━━━━━ RECORDS FOR PROCESSING ━━━━━
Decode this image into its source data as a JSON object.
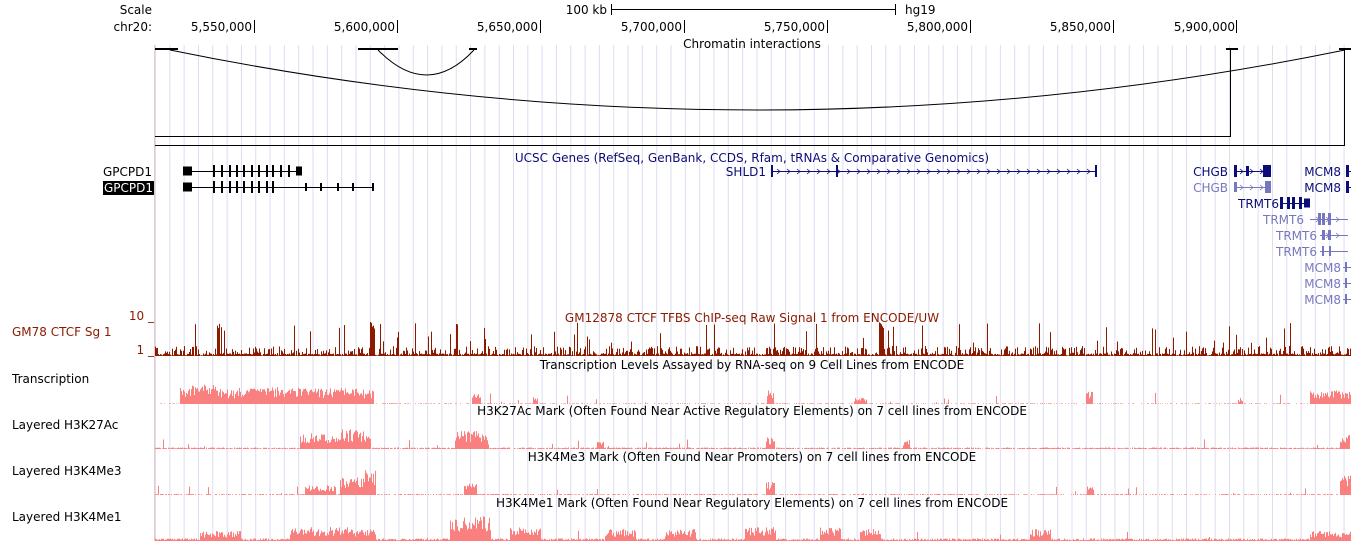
{
  "ruler": {
    "scale_label": "Scale",
    "chrom_label": "chr20:",
    "scale_bar": "100 kb",
    "assembly": "hg19",
    "ticks": [
      "5,550,000",
      "5,600,000",
      "5,650,000",
      "5,700,000",
      "5,750,000",
      "5,800,000",
      "5,850,000",
      "5,900,000"
    ]
  },
  "tracks": {
    "chromatin_title": "Chromatin interactions",
    "genes_title": "UCSC Genes (RefSeq, GenBank, CCDS, Rfam, tRNAs & Comparative Genomics)",
    "ctcf_title": "GM12878 CTCF TFBS ChIP-seq Raw Signal 1 from ENCODE/UW",
    "ctcf_label": "GM78 CTCF Sg 1",
    "ctcf_max": "10 _",
    "ctcf_min": "1 _",
    "transcription_label": "Transcription",
    "transcription_title": "Transcription Levels Assayed by RNA-seq on 9 Cell Lines from ENCODE",
    "h3k27ac_label": "Layered H3K27Ac",
    "h3k27ac_title": "H3K27Ac Mark (Often Found Near Active Regulatory Elements) on 7 cell lines from ENCODE",
    "h3k4me3_label": "Layered H3K4Me3",
    "h3k4me3_title": "H3K4Me3 Mark (Often Found Near Promoters) on 7 cell lines from ENCODE",
    "h3k4me1_label": "Layered H3K4Me1",
    "h3k4me1_title": "H3K4Me1 Mark (Often Found Near Regulatory Elements) on 7 cell lines from ENCODE"
  },
  "genes": {
    "gpcpd1_a": "GPCPD1",
    "gpcpd1_b": "GPCPD1",
    "shld1": "SHLD1",
    "chgb_a": "CHGB",
    "chgb_b": "CHGB",
    "mcm8_a": "MCM8",
    "mcm8_b": "MCM8",
    "trmt6_a": "TRMT6",
    "trmt6_b": "TRMT6",
    "trmt6_c": "TRMT6",
    "trmt6_d": "TRMT6",
    "mcm8_c": "MCM8",
    "mcm8_d": "MCM8",
    "mcm8_e": "MCM8"
  },
  "colors": {
    "gene_dark": "#0c0c78",
    "gene_light": "#7777c0",
    "ctcf": "#8b1a00",
    "signal": "#fa8080",
    "grid": "#ddddf0",
    "interaction": "#000000"
  }
}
━━━━━
[PROBLEM REQUIREMENTS]:
The answer is the entries above, given again exactly, with no pictures among them.

[RESPONSE AREA]:
Decode this image into its source data as a JSON object.
{
  "ruler": {
    "scale_label": "Scale",
    "chrom_label": "chr20:",
    "scale_bar": "100 kb",
    "assembly": "hg19",
    "ticks": [
      "5,550,000",
      "5,600,000",
      "5,650,000",
      "5,700,000",
      "5,750,000",
      "5,800,000",
      "5,850,000",
      "5,900,000"
    ]
  },
  "tracks": {
    "chromatin_title": "Chromatin interactions",
    "genes_title": "UCSC Genes (RefSeq, GenBank, CCDS, Rfam, tRNAs & Comparative Genomics)",
    "ctcf_title": "GM12878 CTCF TFBS ChIP-seq Raw Signal 1 from ENCODE/UW",
    "ctcf_label": "GM78 CTCF Sg 1",
    "ctcf_max": "10 _",
    "ctcf_min": "1 _",
    "transcription_label": "Transcription",
    "transcription_title": "Transcription Levels Assayed by RNA-seq on 9 Cell Lines from ENCODE",
    "h3k27ac_label": "Layered H3K27Ac",
    "h3k27ac_title": "H3K27Ac Mark (Often Found Near Active Regulatory Elements) on 7 cell lines from ENCODE",
    "h3k4me3_label": "Layered H3K4Me3",
    "h3k4me3_title": "H3K4Me3 Mark (Often Found Near Promoters) on 7 cell lines from ENCODE",
    "h3k4me1_label": "Layered H3K4Me1",
    "h3k4me1_title": "H3K4Me1 Mark (Often Found Near Regulatory Elements) on 7 cell lines from ENCODE"
  },
  "genes": {
    "gpcpd1_a": "GPCPD1",
    "gpcpd1_b": "GPCPD1",
    "shld1": "SHLD1",
    "chgb_a": "CHGB",
    "chgb_b": "CHGB",
    "mcm8_a": "MCM8",
    "mcm8_b": "MCM8",
    "trmt6_a": "TRMT6",
    "trmt6_b": "TRMT6",
    "trmt6_c": "TRMT6",
    "trmt6_d": "TRMT6",
    "mcm8_c": "MCM8",
    "mcm8_d": "MCM8",
    "mcm8_e": "MCM8"
  },
  "colors": {
    "gene_dark": "#0c0c78",
    "gene_light": "#7777c0",
    "ctcf": "#8b1a00",
    "signal": "#fa8080",
    "grid": "#ddddf0",
    "interaction": "#000000"
  }
}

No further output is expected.